_Objective_: Your reply should be one number: the count of lines holding the word "title".

_Supplied records_:
....
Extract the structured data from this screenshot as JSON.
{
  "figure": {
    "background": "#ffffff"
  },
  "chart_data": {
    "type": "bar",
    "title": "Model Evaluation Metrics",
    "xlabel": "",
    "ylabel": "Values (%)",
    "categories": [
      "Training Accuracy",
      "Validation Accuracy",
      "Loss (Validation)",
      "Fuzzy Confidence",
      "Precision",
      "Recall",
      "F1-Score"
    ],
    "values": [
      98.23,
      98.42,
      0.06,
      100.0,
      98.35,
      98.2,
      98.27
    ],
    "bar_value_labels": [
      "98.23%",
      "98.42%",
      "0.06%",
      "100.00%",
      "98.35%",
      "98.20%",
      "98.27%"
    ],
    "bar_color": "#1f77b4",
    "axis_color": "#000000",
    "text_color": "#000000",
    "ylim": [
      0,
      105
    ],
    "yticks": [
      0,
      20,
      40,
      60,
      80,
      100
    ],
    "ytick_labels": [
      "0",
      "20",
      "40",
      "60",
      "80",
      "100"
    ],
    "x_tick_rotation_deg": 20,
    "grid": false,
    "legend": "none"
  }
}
....
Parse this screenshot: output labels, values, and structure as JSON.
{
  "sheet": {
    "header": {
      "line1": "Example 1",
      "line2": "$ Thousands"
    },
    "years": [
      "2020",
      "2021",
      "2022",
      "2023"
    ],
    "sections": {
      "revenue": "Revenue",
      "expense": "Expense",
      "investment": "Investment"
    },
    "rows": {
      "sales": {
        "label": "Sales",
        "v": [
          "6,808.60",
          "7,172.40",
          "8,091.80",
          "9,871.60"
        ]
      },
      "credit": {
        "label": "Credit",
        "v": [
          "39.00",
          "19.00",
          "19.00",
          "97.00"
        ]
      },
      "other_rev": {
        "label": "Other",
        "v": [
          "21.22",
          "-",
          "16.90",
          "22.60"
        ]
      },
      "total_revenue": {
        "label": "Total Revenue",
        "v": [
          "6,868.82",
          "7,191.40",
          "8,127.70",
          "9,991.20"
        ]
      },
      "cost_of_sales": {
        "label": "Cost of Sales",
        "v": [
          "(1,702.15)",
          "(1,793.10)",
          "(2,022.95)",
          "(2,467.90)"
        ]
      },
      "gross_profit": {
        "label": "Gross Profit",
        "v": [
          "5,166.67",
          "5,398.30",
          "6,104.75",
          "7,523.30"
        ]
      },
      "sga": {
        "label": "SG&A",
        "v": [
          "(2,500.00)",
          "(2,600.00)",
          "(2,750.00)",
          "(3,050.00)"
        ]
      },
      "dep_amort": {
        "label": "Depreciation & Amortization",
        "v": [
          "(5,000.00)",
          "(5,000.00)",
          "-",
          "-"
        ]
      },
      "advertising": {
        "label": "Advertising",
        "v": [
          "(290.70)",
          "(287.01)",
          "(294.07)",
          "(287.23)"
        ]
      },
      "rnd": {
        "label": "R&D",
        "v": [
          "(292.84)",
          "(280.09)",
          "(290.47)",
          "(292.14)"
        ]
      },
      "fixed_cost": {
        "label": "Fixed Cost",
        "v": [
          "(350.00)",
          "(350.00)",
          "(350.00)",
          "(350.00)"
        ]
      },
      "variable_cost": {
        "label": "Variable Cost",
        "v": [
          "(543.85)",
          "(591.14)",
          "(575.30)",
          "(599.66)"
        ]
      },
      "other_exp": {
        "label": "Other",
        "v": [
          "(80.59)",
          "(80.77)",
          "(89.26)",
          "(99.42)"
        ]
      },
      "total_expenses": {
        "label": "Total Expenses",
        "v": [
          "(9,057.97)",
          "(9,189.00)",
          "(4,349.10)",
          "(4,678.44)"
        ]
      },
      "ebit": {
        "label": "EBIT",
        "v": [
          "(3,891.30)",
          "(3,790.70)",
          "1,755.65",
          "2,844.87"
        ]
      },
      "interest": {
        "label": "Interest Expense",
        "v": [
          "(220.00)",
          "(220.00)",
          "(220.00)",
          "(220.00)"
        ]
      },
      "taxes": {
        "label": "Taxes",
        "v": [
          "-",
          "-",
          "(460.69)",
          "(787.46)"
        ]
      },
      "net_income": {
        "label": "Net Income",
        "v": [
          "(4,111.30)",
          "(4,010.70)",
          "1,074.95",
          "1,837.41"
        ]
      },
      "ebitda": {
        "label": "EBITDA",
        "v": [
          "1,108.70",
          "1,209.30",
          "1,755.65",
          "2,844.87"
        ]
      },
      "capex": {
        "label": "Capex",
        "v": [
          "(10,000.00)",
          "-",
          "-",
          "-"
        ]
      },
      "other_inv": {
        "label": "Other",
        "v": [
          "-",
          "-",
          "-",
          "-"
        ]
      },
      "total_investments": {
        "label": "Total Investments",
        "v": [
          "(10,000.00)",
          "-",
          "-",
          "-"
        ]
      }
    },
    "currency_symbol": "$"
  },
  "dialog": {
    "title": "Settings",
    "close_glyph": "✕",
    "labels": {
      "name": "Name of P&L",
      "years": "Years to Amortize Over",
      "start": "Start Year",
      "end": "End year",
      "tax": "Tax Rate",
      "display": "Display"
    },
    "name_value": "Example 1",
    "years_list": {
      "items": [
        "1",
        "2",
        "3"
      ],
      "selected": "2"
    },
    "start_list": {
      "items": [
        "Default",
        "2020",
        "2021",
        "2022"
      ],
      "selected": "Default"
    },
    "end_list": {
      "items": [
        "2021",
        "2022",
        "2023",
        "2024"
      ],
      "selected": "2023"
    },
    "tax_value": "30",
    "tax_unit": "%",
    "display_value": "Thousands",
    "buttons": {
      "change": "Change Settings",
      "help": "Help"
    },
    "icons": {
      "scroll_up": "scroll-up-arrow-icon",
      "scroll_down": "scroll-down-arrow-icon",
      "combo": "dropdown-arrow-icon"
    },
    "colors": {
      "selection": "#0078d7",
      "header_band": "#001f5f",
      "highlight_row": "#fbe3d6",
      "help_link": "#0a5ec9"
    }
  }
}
....
_The response_: 2